YOUR INSTRUCTIONS ▸
Lines with the word "brain" are the ones wanted. Copy each of them from the entries below.

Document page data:
=======
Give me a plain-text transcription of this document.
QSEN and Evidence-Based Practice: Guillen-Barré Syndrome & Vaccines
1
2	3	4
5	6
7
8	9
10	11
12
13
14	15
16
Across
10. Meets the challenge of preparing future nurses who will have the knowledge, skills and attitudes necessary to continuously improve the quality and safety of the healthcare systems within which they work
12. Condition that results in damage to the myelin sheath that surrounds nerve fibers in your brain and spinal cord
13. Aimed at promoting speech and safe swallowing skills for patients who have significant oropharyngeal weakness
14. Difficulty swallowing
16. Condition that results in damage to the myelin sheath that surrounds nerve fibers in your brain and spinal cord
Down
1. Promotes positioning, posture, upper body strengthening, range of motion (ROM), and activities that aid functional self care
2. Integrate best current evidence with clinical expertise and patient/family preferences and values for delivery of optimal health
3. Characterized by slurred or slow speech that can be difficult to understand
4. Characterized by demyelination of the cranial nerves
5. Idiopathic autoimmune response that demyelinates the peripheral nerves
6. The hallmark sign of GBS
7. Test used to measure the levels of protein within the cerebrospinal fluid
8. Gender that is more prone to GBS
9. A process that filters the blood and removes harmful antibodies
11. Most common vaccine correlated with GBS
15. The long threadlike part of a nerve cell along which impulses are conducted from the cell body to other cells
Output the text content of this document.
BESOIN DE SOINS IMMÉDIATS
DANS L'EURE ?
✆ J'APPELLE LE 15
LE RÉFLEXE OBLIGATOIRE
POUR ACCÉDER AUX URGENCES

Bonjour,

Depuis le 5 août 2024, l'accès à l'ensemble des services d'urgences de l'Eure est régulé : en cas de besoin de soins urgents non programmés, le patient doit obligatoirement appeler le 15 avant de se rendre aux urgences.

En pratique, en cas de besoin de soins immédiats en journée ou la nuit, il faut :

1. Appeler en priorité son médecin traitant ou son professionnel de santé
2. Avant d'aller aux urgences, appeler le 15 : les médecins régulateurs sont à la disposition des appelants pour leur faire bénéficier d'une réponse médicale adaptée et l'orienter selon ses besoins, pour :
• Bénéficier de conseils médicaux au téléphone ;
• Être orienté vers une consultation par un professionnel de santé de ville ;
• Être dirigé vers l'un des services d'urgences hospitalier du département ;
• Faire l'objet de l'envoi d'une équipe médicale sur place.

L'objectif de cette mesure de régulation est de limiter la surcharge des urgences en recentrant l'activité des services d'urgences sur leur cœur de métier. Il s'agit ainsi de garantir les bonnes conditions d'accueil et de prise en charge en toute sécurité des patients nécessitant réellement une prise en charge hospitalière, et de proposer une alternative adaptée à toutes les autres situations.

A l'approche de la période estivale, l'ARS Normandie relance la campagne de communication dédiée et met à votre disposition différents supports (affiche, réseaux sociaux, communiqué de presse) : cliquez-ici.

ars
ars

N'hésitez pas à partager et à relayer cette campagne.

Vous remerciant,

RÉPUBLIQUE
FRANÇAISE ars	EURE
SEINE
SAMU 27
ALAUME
=======
YOUR SOLUTION ▸
12. Condition that results in damage to the myelin sheath that surrounds nerve fibers in your brain and spinal cord
16. Condition that results in damage to the myelin sheath that surrounds nerve fibers in your brain and spinal cord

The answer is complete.